» WHAT TO WORK ON
From the listing below, return each line that includes "Circularity".

----------

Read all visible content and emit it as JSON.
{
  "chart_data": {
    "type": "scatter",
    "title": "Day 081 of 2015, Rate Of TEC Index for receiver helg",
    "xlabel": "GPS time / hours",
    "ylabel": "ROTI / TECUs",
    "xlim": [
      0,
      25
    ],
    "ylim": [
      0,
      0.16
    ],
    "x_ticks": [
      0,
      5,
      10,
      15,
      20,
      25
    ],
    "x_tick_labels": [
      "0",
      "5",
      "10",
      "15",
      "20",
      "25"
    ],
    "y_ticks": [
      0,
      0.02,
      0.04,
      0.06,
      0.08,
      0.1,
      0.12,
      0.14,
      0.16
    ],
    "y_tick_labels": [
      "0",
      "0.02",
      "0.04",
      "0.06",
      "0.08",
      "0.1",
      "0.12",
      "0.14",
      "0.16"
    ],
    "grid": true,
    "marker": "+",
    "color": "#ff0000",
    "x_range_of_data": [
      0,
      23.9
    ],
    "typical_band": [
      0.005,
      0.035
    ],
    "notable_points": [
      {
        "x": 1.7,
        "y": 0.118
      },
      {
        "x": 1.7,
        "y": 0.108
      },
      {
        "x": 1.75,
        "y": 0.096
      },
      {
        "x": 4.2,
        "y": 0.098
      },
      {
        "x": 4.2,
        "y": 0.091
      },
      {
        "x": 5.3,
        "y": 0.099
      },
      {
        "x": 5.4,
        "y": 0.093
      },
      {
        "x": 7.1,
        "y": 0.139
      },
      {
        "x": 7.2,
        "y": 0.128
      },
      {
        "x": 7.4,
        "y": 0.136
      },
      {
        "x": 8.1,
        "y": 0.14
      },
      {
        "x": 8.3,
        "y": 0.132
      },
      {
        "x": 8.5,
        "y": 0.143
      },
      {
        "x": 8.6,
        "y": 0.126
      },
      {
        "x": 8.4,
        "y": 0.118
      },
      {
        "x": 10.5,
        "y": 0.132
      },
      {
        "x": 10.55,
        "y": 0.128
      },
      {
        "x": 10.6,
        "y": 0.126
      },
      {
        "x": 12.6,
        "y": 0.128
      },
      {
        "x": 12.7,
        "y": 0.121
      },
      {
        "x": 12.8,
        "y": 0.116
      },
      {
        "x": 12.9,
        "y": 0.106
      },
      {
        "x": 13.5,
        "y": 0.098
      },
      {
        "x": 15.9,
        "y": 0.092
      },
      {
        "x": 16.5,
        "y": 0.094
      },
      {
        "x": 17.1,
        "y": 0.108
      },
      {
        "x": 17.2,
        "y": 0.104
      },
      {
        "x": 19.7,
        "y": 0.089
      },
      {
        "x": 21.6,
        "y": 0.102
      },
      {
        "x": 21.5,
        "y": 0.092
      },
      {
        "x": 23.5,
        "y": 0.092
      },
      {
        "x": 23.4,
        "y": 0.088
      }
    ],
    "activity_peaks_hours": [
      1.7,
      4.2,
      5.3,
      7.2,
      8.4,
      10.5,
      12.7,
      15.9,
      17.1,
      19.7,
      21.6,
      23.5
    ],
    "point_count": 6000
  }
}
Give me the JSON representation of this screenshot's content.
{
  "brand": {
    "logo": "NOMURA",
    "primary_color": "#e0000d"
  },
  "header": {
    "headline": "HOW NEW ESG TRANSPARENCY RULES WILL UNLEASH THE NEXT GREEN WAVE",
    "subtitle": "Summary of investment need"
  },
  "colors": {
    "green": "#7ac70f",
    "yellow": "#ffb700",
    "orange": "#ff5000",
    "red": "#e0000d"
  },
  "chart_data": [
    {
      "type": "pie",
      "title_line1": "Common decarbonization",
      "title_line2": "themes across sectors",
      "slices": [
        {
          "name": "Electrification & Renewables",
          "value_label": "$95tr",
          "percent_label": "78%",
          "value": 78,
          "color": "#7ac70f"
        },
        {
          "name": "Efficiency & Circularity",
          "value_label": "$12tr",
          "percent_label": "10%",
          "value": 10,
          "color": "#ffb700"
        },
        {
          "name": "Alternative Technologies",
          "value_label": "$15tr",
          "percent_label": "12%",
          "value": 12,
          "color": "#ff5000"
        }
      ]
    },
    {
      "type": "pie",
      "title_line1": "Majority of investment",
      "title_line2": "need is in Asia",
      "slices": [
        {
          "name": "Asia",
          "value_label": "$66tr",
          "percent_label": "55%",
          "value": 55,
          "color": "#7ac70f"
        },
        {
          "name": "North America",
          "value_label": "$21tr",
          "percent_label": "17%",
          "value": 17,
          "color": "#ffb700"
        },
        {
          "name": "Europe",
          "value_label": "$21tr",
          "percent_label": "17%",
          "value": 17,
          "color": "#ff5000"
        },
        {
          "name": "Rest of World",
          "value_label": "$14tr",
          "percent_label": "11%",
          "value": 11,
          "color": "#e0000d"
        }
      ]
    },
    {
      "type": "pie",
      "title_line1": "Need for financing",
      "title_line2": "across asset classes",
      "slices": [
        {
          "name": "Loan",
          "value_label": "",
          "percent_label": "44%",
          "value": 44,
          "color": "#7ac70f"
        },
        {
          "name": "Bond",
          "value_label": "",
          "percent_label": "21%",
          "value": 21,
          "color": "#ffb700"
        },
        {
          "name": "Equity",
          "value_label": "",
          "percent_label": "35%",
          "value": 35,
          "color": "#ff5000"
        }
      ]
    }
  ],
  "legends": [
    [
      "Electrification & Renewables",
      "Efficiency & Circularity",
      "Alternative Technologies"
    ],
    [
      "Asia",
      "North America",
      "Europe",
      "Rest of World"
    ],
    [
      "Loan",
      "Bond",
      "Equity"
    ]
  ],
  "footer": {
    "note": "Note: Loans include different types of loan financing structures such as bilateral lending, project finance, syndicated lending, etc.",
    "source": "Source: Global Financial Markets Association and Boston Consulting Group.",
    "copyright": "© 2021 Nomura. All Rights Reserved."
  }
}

----------

» RESPONSE FOR THIS EXERCISE
          "name": "Efficiency & Circularity",
      "Efficiency & Circularity",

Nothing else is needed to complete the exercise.